### [EXERCISE REQUIREMENTS]
Pull every line holding the string "screenshot" from the records below.

### [RECORDS SUPPLIED]

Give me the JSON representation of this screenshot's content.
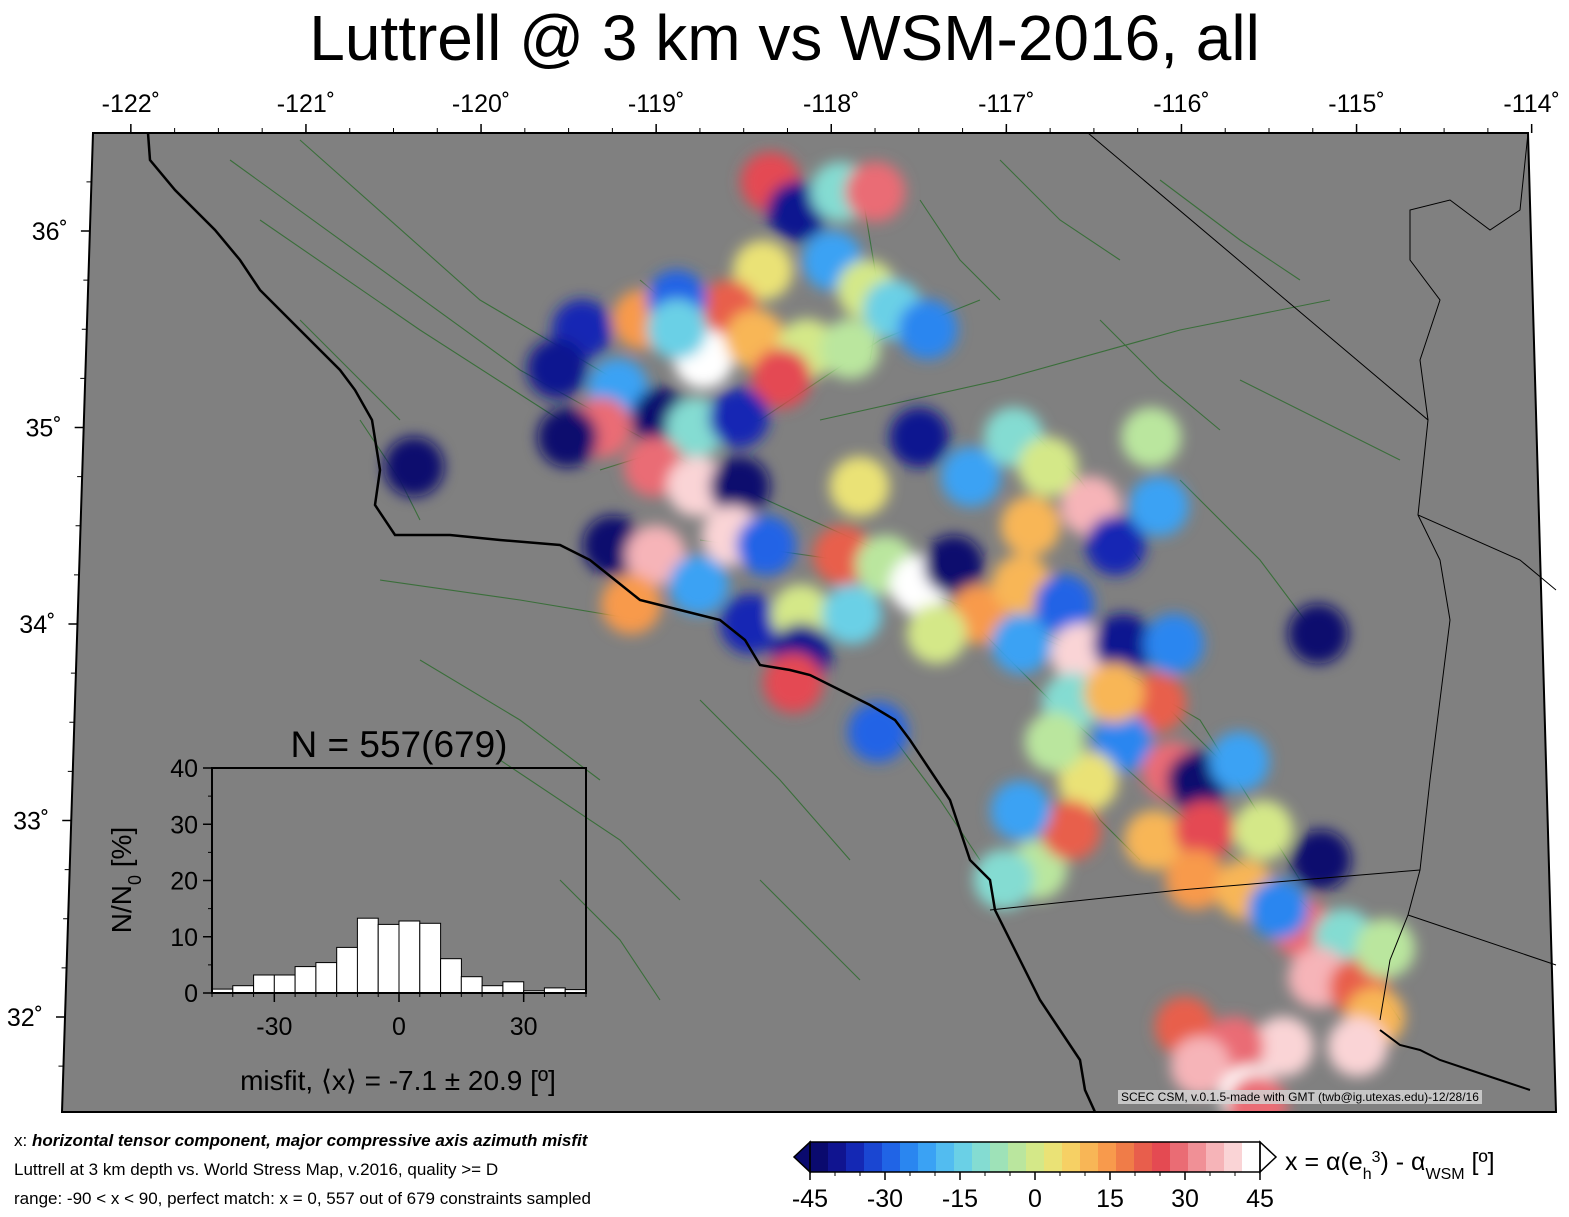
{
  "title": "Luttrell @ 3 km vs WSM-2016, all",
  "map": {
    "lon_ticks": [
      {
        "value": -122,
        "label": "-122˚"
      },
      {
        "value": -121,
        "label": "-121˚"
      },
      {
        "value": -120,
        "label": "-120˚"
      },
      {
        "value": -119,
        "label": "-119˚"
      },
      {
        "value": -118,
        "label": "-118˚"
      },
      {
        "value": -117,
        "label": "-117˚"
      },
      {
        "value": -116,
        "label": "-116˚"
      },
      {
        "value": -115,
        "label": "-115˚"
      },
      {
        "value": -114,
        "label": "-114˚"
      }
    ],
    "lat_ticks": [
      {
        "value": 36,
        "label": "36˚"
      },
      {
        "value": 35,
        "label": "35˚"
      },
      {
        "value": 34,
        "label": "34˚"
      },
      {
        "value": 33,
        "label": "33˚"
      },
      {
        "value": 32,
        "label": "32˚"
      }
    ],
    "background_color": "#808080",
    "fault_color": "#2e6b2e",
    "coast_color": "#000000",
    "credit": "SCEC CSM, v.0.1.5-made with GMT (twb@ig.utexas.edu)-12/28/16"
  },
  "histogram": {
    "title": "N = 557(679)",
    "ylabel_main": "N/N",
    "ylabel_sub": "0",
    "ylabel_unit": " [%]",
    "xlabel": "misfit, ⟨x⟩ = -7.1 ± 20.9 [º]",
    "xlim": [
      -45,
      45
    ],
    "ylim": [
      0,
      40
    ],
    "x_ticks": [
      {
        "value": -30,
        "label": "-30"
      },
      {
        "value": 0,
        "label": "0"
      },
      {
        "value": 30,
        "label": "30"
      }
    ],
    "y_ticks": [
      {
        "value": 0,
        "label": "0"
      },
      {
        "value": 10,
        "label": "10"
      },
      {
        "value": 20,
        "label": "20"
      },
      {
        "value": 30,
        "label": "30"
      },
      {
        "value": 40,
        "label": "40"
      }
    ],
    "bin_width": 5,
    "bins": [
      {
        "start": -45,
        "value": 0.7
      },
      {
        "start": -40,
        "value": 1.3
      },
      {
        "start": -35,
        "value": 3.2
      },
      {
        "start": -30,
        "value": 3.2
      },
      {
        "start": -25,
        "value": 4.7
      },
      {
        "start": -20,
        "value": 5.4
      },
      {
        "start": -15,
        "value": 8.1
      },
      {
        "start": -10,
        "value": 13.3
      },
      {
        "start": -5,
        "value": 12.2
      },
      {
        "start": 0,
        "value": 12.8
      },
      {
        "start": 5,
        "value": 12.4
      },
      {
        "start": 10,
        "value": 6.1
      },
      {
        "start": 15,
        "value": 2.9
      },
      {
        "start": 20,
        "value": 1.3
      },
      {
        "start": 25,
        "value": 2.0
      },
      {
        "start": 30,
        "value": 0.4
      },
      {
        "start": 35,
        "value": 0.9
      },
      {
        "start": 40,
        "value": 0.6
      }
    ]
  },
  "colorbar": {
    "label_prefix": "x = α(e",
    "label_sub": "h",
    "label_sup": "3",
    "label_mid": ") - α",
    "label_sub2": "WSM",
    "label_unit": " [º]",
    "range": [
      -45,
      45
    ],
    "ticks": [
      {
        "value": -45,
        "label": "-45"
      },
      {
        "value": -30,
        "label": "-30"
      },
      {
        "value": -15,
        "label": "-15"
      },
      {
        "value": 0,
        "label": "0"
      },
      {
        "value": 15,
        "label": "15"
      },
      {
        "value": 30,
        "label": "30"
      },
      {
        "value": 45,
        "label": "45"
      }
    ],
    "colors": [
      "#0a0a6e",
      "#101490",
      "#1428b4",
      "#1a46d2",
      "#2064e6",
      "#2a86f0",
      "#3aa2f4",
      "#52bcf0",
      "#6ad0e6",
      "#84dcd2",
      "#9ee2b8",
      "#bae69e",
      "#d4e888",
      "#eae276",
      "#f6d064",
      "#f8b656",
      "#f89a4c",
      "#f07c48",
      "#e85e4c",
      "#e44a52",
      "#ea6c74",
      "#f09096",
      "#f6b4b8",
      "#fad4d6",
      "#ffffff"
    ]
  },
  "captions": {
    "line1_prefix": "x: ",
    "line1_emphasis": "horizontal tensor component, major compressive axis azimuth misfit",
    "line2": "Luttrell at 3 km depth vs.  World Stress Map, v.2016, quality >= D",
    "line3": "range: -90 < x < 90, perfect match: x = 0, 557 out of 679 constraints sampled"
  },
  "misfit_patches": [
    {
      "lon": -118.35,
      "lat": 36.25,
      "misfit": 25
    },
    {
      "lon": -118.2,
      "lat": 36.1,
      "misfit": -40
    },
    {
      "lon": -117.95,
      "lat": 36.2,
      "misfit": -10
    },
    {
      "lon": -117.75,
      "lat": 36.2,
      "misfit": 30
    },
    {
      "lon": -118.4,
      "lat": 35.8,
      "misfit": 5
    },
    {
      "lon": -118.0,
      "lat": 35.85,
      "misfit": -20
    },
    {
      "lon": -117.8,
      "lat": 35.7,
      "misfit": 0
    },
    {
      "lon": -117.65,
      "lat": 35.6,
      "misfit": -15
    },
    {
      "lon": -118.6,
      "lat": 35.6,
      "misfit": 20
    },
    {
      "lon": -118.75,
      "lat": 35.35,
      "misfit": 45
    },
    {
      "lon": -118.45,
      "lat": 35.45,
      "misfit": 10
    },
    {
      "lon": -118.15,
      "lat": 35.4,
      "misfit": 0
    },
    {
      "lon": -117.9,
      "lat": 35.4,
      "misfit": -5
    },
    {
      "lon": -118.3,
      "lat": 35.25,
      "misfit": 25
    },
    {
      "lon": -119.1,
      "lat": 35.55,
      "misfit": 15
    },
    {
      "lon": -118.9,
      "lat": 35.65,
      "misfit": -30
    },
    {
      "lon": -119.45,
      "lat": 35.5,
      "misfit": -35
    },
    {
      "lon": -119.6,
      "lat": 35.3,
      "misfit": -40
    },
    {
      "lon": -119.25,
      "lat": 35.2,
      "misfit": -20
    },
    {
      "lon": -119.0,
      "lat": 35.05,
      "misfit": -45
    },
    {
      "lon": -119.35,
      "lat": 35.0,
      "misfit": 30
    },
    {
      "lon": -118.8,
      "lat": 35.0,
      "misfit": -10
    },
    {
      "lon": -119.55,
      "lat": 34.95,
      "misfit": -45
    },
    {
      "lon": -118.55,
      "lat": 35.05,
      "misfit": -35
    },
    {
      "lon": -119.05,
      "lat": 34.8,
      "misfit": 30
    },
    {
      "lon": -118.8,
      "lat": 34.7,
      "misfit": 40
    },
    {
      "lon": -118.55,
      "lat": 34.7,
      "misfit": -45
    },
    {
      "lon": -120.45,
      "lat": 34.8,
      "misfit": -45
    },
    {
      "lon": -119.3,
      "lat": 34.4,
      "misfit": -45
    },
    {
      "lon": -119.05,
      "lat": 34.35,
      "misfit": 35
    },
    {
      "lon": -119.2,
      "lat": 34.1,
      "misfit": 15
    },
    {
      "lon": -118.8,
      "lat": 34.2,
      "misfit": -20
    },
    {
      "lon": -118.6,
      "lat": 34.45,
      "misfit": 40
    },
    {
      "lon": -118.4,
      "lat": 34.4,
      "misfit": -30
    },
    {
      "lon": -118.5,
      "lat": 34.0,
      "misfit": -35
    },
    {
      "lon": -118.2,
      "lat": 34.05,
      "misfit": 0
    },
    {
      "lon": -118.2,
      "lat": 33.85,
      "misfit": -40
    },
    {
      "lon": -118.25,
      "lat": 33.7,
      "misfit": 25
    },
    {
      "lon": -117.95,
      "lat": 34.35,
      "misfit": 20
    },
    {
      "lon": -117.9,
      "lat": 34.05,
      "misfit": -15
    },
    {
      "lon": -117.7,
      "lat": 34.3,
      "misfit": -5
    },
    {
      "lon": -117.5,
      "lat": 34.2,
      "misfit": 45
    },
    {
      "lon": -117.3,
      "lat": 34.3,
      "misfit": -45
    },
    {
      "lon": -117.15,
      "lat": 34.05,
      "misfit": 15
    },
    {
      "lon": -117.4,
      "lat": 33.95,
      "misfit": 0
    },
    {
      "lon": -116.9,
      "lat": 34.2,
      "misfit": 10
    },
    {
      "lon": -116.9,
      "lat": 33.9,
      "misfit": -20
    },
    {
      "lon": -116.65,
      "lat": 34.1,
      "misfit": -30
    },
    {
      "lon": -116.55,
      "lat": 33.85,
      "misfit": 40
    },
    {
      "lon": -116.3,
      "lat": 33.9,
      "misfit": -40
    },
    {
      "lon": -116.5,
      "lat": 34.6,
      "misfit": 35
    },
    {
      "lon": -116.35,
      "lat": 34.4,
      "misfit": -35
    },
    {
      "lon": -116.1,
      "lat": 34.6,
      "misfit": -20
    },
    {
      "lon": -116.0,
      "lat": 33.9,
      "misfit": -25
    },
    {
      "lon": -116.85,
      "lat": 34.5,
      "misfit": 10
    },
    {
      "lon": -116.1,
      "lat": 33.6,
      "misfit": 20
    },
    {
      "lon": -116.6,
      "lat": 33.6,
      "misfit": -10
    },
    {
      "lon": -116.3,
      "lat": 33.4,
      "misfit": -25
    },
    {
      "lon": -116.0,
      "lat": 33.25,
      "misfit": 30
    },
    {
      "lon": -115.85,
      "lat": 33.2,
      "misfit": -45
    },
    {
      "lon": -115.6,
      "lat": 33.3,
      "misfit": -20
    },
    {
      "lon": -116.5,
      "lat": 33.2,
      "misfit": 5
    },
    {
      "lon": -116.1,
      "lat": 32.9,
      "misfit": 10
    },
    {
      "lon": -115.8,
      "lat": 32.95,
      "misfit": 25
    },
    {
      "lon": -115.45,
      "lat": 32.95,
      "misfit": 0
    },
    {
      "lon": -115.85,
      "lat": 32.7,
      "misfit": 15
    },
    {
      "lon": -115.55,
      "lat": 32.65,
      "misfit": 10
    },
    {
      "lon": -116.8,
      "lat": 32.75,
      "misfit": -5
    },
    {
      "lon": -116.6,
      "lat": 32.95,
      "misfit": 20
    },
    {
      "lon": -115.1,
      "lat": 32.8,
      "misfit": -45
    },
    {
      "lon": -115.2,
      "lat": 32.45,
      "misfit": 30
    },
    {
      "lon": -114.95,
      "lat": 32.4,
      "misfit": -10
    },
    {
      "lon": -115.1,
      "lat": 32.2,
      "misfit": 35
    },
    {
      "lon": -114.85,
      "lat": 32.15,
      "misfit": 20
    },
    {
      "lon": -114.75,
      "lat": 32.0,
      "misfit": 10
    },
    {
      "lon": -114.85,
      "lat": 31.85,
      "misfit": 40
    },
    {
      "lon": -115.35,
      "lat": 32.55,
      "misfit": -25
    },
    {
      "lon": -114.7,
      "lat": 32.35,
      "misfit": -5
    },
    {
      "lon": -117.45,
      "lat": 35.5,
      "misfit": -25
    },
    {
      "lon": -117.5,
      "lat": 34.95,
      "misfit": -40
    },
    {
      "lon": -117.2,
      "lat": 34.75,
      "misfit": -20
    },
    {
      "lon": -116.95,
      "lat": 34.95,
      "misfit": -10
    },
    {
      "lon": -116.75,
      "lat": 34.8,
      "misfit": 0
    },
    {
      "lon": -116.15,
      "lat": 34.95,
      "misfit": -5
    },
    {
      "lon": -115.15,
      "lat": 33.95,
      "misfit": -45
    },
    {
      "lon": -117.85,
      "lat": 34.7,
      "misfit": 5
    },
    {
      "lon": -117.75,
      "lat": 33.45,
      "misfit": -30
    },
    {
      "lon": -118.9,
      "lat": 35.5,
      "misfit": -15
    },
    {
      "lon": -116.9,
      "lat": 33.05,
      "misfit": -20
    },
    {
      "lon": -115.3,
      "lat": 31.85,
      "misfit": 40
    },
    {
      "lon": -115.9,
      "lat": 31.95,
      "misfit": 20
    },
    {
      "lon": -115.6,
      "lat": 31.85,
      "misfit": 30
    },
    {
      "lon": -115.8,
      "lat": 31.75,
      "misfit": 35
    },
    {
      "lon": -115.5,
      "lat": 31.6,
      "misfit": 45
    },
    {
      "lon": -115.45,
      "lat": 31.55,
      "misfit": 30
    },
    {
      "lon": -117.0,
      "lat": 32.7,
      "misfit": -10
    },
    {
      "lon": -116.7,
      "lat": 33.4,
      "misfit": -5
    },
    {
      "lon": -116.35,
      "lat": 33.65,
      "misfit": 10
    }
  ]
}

==

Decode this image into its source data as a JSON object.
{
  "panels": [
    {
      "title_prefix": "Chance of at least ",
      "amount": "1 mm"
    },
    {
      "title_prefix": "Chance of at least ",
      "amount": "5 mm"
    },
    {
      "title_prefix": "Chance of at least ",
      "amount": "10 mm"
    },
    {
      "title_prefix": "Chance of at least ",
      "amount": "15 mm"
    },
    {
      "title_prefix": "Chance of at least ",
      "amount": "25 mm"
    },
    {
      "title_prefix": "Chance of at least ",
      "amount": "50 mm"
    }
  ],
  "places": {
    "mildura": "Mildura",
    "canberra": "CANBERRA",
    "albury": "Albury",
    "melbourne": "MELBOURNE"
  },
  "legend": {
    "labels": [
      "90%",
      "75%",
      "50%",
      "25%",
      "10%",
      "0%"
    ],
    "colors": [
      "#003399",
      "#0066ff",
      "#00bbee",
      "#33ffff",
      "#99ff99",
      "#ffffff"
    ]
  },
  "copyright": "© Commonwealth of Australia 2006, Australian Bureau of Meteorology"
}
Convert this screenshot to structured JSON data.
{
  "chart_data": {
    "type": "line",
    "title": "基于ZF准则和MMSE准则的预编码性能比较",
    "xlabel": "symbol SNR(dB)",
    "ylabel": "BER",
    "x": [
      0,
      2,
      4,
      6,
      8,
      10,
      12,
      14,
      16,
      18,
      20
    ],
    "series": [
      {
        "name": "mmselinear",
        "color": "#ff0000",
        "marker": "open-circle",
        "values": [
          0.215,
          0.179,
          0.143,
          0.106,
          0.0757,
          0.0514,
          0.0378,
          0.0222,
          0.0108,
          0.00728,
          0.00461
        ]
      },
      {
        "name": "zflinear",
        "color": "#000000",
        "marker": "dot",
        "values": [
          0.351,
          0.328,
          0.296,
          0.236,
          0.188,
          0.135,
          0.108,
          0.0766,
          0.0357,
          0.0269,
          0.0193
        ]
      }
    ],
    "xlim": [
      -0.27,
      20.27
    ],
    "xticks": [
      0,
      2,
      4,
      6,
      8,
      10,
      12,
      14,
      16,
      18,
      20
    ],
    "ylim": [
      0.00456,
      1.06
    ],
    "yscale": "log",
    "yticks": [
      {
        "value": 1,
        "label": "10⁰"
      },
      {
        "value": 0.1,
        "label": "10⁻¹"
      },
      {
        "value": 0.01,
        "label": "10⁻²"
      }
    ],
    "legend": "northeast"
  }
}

### [SOLUTION]
Give me the JSON representation of this screenshot's content.
Convert this screenshot to structured JSON data.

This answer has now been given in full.